Images appear in the records below; leave them out and repeat everything else exactly.

**Data to process:**
○ ○ ○ ○

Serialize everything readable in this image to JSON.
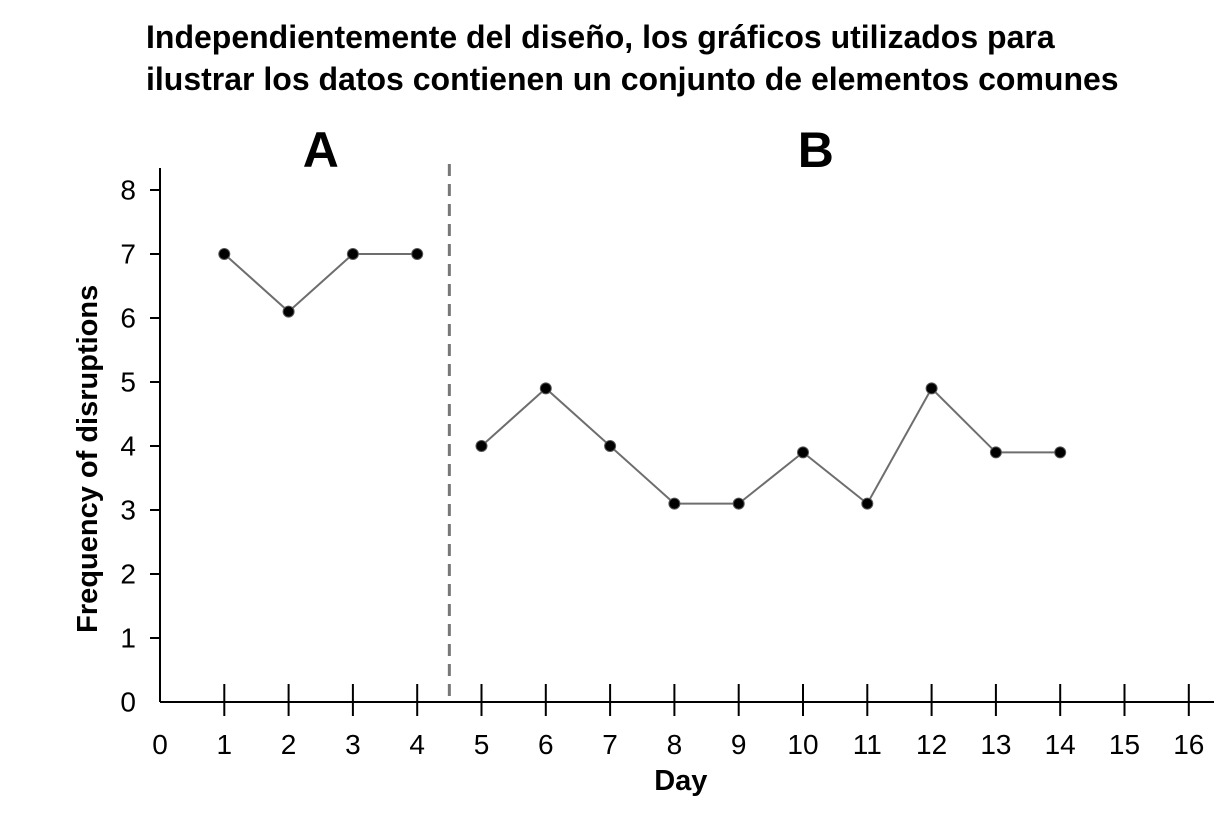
{
  "title_lines": [
    "Independientemente del diseño, los gráficos utilizados para",
    "ilustrar los datos contienen un conjunto de elementos comunes"
  ],
  "chart_data": {
    "type": "line",
    "xlabel": "Day",
    "ylabel": "Frequency of disruptions",
    "xlim": [
      0,
      16
    ],
    "ylim": [
      0,
      8
    ],
    "x_ticks": [
      0,
      1,
      2,
      3,
      4,
      5,
      6,
      7,
      8,
      9,
      10,
      11,
      12,
      13,
      14,
      15,
      16
    ],
    "y_ticks": [
      0,
      1,
      2,
      3,
      4,
      5,
      6,
      7,
      8
    ],
    "phase_change_at": 4.5,
    "phases": [
      {
        "label": "A",
        "x": [
          1,
          2,
          3,
          4
        ],
        "values": [
          7,
          6.1,
          7,
          7
        ]
      },
      {
        "label": "B",
        "x": [
          5,
          6,
          7,
          8,
          9,
          10,
          11,
          12,
          13,
          14
        ],
        "values": [
          4,
          4.9,
          4,
          3.1,
          3.1,
          3.9,
          3.1,
          4.9,
          3.9,
          3.9
        ]
      }
    ],
    "grid": false,
    "line_color": "#6e6e6e",
    "marker_color": "#000000",
    "divider_color": "#777777"
  }
}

○ ○ ○ ○

**Output for this task:**
Serialize everything readable in this image to JSON.
{
  "title_lines": [
    "Independientemente del diseño, los gráficos utilizados para",
    "ilustrar los datos contienen un conjunto de elementos comunes"
  ],
  "chart_data": {
    "type": "line",
    "xlabel": "Day",
    "ylabel": "Frequency of disruptions",
    "xlim": [
      0,
      16
    ],
    "ylim": [
      0,
      8
    ],
    "x_ticks": [
      0,
      1,
      2,
      3,
      4,
      5,
      6,
      7,
      8,
      9,
      10,
      11,
      12,
      13,
      14,
      15,
      16
    ],
    "y_ticks": [
      0,
      1,
      2,
      3,
      4,
      5,
      6,
      7,
      8
    ],
    "phase_change_at": 4.5,
    "phases": [
      {
        "label": "A",
        "x": [
          1,
          2,
          3,
          4
        ],
        "values": [
          7,
          6.1,
          7,
          7
        ]
      },
      {
        "label": "B",
        "x": [
          5,
          6,
          7,
          8,
          9,
          10,
          11,
          12,
          13,
          14
        ],
        "values": [
          4,
          4.9,
          4,
          3.1,
          3.1,
          3.9,
          3.1,
          4.9,
          3.9,
          3.9
        ]
      }
    ],
    "grid": false,
    "line_color": "#6e6e6e",
    "marker_color": "#000000",
    "divider_color": "#777777"
  }
}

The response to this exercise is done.